*Dataset records of page text*:
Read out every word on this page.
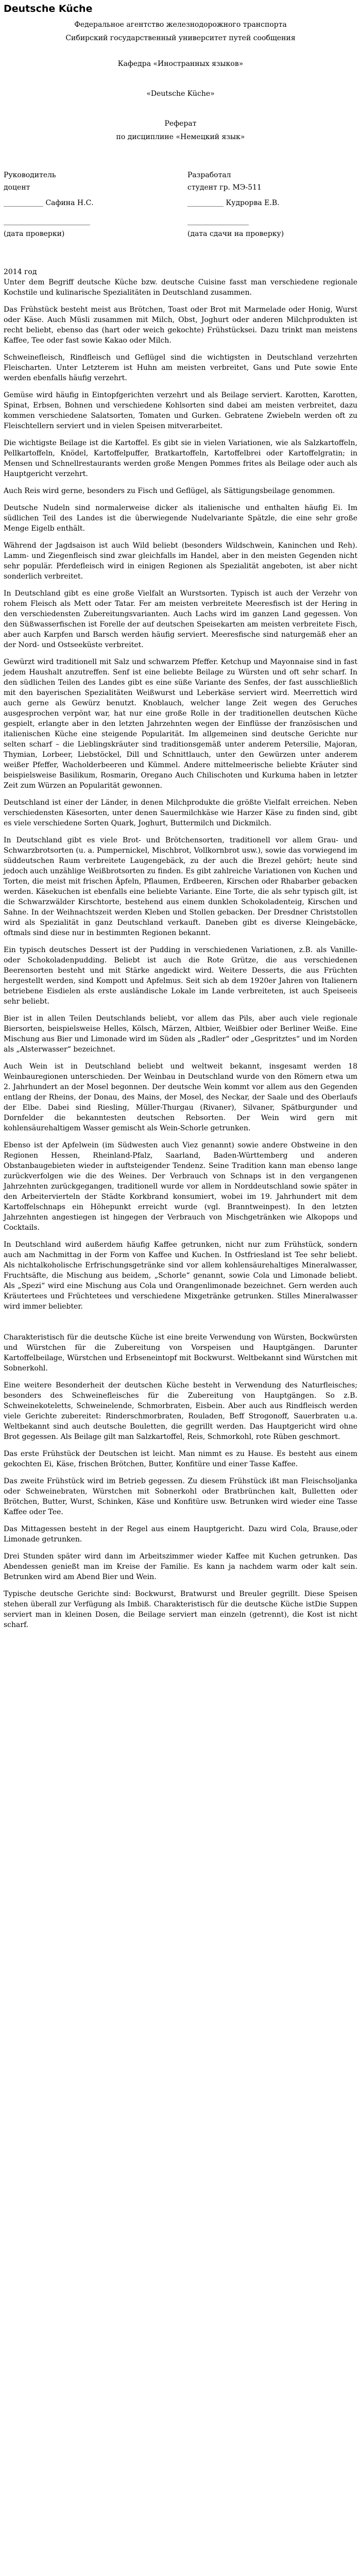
Deutsche Küche

Федеральное агентство железнодорожного транспорта

Сибирский государственный университет путей сообщения

Кафедра «Иностранных языков»

«Deutsche Küche»

Реферат

по дисциплине «Немецкий язык»

Руководитель	Разработал
доцент	студент гр. МЭ-511
___________ Сафина Н.С.	__________ Кудрорва Е.В.
________________________	_________________
(дата проверки)	(дата сдачи на проверку)

2014 год

Unter dem Begriff deutsche Küche bzw. deutsche Cuisine fasst man verschiedene regionale Kochstile und kulinarische Spezialitäten in Deutschland zusammen.

Das Frühstück besteht meist aus Brötchen, Toast oder Brot mit Marmelade oder Honig, Wurst oder Käse. Auch Müsli zusammen mit Milch, Obst, Joghurt oder anderen Milchprodukten ist recht beliebt, ebenso das (hart oder weich gekochte) Frühstücksei. Dazu trinkt man meistens Kaffee, Tee oder fast sowie Kakao oder Milch.

Schweinefleisch, Rindfleisch und Geflügel sind die wichtigsten in Deutschland verzehrten Fleischarten. Unter Letzterem ist Huhn am meisten verbreitet, Gans und Pute sowie Ente werden ebenfalls häufig verzehrt.

Gemüse wird häufig in Eintopfgerichten verzehrt und als Beilage serviert. Karotten, Karotten, Spinat, Erbsen, Bohnen und verschiedene Kohlsorten sind dabei am meisten verbreitet, dazu kommen verschiedene Salatsorten, Tomaten und Gurken. Gebratene Zwiebeln werden oft zu Fleischtellern serviert und in vielen Speisen mitverarbeitet.

Die wichtigste Beilage ist die Kartoffel. Es gibt sie in vielen Variationen, wie als Salzkartoffeln, Pellkartoffeln, Knödel, Kartoffelpuffer, Bratkartoffeln, Kartoffelbrei oder Kartoffelgratin; in Mensen und Schnellrestaurants werden große Mengen Pommes frites als Beilage oder auch als Hauptgericht verzehrt.

Auch Reis wird gerne, besonders zu Fisch und Geflügel, als Sättigungsbeilage genommen.

Deutsche Nudeln sind normalerweise dicker als italienische und enthalten häufig Ei. Im südlichen Teil des Landes ist die überwiegende Nudelvariante Spätzle, die eine sehr große Menge Eigelb enthält.

Während der Jagdsaison ist auch Wild beliebt (besonders Wildschwein, Kaninchen und Reh). Lamm- und Ziegenfleisch sind zwar gleichfalls im Handel, aber in den meisten Gegenden nicht sehr populär. Pferdefleisch wird in einigen Regionen als Spezialität angeboten, ist aber nicht sonderlich verbreitet.

In Deutschland gibt es eine große Vielfalt an Wurstsorten. Typisch ist auch der Verzehr von rohem Fleisch als Mett oder Tatar. Fer am meisten verbreitete Meeresfisch ist der Hering in den verschiedensten Zubereitungsvarianten. Auch Lachs wird im ganzen Land gegessen. Von den Süßwasserfischen ist Forelle der auf deutschen Speisekarten am meisten verbreitete Fisch, aber auch Karpfen und Barsch werden häufig serviert. Meeresfische sind naturgemäß eher an der Nord- und Ostseeküste verbreitet.

Gewürzt wird traditionell mit Salz und schwarzem Pfeffer. Ketchup und Mayonnaise sind in fast jedem Haushalt anzutreffen. Senf ist eine beliebte Beilage zu Würsten und oft sehr scharf. In den südlichen Teilen des Landes gibt es eine süße Variante des Senfes, der fast ausschließlich mit den bayerischen Spezialitäten Weißwurst und Leberkäse serviert wird. Meerrettich wird auch gerne als Gewürz benutzt. Knoblauch, welcher lange Zeit wegen des Geruches ausgesprochen verpönt war, hat nur eine große Rolle in der traditionellen deutschen Küche gespielt, erlangte aber in den letzten Jahrzehnten wegen der Einflüsse der französischen und italienischen Küche eine steigende Popularität. Im allgemeinen sind deutsche Gerichte nur selten scharf – die Lieblingskräuter sind traditionsgemäß unter anderem Petersilie, Majoran, Thymian, Lorbeer, Liebstöckel, Dill und Schnittlauch, unter den Gewürzen unter anderem weißer Pfeffer, Wacholderbeeren und Kümmel. Andere mittelmeerische beliebte Kräuter sind beispielsweise Basilikum, Rosmarin, Oregano Auch Chilischoten und Kurkuma haben in letzter Zeit zum Würzen an Popularität gewonnen.

Deutschland ist einer der Länder, in denen Milchprodukte die größte Vielfalt erreichen. Neben verschiedensten Käsesorten, unter denen Sauermilchkäse wie Harzer Käse zu finden sind, gibt es viele verschiedene Sorten Quark, Joghurt, Buttermilch und Dickmilch.

In Deutschland gibt es viele Brot- und Brötchensorten, traditionell vor allem Grau- und Schwarzbrotsorten (u. a. Pumpernickel, Mischbrot, Vollkornbrot usw.), sowie das vorwiegend im süddeutschen Raum verbreitete Laugengebäck, zu der auch die Brezel gehört; heute sind jedoch auch unzählige Weißbrotsorten zu finden. Es gibt zahlreiche Variationen von Kuchen und Torten, die meist mit frischen Äpfeln, Pflaumen, Erdbeeren, Kirschen oder Rhabarber gebacken werden. Käsekuchen ist ebenfalls eine beliebte Variante. Eine Torte, die als sehr typisch gilt, ist die Schwarzwälder Kirschtorte, bestehend aus einem dunklen Schokoladenteig, Kirschen und Sahne. In der Weihnachtszeit werden Kleben und Stollen gebacken. Der Dresdner Christstollen wird als Spezialität in ganz Deutschland verkauft. Daneben gibt es diverse Kleingebäcke, oftmals sind diese nur in bestimmten Regionen bekannt.

Ein typisch deutsches Dessert ist der Pudding in verschiedenen Variationen, z.B. als Vanille- oder Schokoladenpudding. Beliebt ist auch die Rote Grütze, die aus verschiedenen Beerensorten besteht und mit Stärke angedickt wird. Weitere Desserts, die aus Früchten hergestellt werden, sind Kompott und Apfelmus. Seit sich ab dem 1920er Jahren von Italienern betriebene Eisdielen als erste ausländische Lokale im Lande verbreiteten, ist auch Speiseeis sehr beliebt.

Bier ist in allen Teilen Deutschlands beliebt, vor allem das Pils, aber auch viele regionale Biersorten, beispielsweise Helles, Kölsch, Märzen, Altbier, Weißbier oder Berliner Weiße. Eine Mischung aus Bier und Limonade wird im Süden als „Radler“ oder „Gespritztes“ und im Norden als „Alsterwasser“ bezeichnet.

Auch Wein ist in Deutschland beliebt und weltweit bekannt, insgesamt werden 18 Weinbauregionen unterschieden. Der Weinbau in Deutschland wurde von den Römern etwa um 2. Jahrhundert an der Mosel begonnen. Der deutsche Wein kommt vor allem aus den Gegenden entlang der Rheins, der Donau, des Mains, der Mosel, des Neckar, der Saale und des Oberlaufs der Elbe. Dabei sind Riesling, Müller-Thurgau (Rivaner), Silvaner, Spätburgunder und Dornfelder die bekanntesten deutschen Rebsorten. Der Wein wird gern mit kohlensäurehaltigem Wasser gemischt als Wein-Schorle getrunken.

Ebenso ist der Apfelwein (im Südwesten auch Viez genannt) sowie andere Obstweine in den Regionen Hessen, Rheinland-Pfalz, Saarland, Baden-Württemberg und anderen Obstanbaugebieten wieder in auftsteigender Tendenz. Seine Tradition kann man ebenso lange zurückverfolgen wie die des Weines. Der Verbrauch von Schnaps ist in den vergangenen Jahrzehnten zurückgegangen, traditionell wurde vor allem in Norddeutschland sowie später in den Arbeitervierteln der Städte Korkbrand konsumiert, wobei im 19. Jahrhundert mit dem Kartoffelschnaps ein Höhepunkt erreicht wurde (vgl. Branntweinpest). In den letzten Jahrzehnten angestiegen ist hingegen der Verbrauch von Mischgetränken wie Alkopops und Cocktails.

In Deutschland wird außerdem häufig Kaffee getrunken, nicht nur zum Frühstück, sondern auch am Nachmittag in der Form von Kaffee und Kuchen. In Ostfriesland ist Tee sehr beliebt. Als nichtalkoholische Erfrischungsgetränke sind vor allem kohlensäurehaltiges Mineralwasser, Fruchtsäfte, die Mischung aus beidem, „Schorle“ genannt, sowie Cola und Limonade beliebt. Als „Spezi“ wird eine Mischung aus Cola und Orangenlimonade bezeichnet. Gern werden auch Kräutertees und Früchtetees und verschiedene Mixgetränke getrunken. Stilles Mineralwasser wird immer beliebter.

Charakteristisch für die deutsche Küche ist eine breite Verwendung von Würsten, Bockwürsten und Würstchen für die Zubereitung von Vorspeisen und Hauptgängen. Darunter Kartoffelbeilage, Würstchen und Erbseneintopf mit Bockwurst. Weltbekannt sind Würstchen mit Sobnerkohl.

Eine weitere Besonderheit der deutschen Küche besteht in Verwendung des Naturfleisches; besonders des Schweinefleisches für die Zubereitung von Hauptgängen. So z.B. Schweinekoteletts, Schweinelende, Schmorbraten, Eisbein. Aber auch aus Rindfleisch werden viele Gerichte zubereitet: Rinderschmorbraten, Rouladen, Beff Strogonoff, Sauerbraten u.a. Weltbekannt sind auch deutsche Bouletten, die gegrillt werden. Das Hauptgericht wird ohne Brot gegessen. Als Beilage gilt man Salzkartoffel, Reis, Schmorkohl, rote Rüben geschmort.

Das erste Frühstück der Deutschen ist leicht. Man nimmt es zu Hause. Es besteht aus einem gekochten Ei, Käse, frischen Brötchen, Butter, Konfitüre und einer Tasse Kaffee.

Das zweite Frühstück wird im Betrieb gegessen. Zu diesem Frühstück ißt man Fleischsoljanka oder Schweinebraten, Würstchen mit Sobnerkohl oder Bratbrünchen kalt, Bulletten oder Brötchen, Butter, Wurst, Schinken, Käse und Konfitüre usw. Betrunken wird wieder eine Tasse Kaffee oder Tee.

Das Mittagessen besteht in der Regel aus einem Hauptgericht. Dazu wird Cola, Brause,oder Limonade getrunken.

Drei Stunden später wird dann im Arbeitszimmer wieder Kaffee mit Kuchen getrunken. Das Abendessen genießt man im Kreise der Familie. Es kann ja nachdem warm oder kalt sein. Betrunken wird am Abend Bier und Wein.

Typische deutsche Gerichte sind: Bockwurst, Bratwurst und Breuler gegrillt. Diese Speisen stehen überall zur Verfügung als Imbiß. Charakteristisch für die deutsche Küche istDie Suppen serviert man in kleinen Dosen, die Beilage serviert man einzeln (getrennt), die Kost ist nicht scharf.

*WHAT THE EXERCISE ASKS*:
Scan the entries for the word "Tasse". Report each line that has it.

*ANSWER SECTION*:
Das erste Frühstück der Deutschen ist leicht. Man nimmt es zu Hause. Es besteht aus einem gekochten Ei, Käse, frischen Brötchen, Butter, Konfitüre und einer Tasse Kaffee.
Das zweite Frühstück wird im Betrieb gegessen. Zu diesem Frühstück ißt man Fleischsoljanka oder Schweinebraten, Würstchen mit Sobnerkohl oder Bratbrünchen kalt, Bulletten oder Brötchen, Butter, Wurst, Schinken, Käse und Konfitüre usw. Betrunken wird wieder eine Tasse Kaffee oder Tee.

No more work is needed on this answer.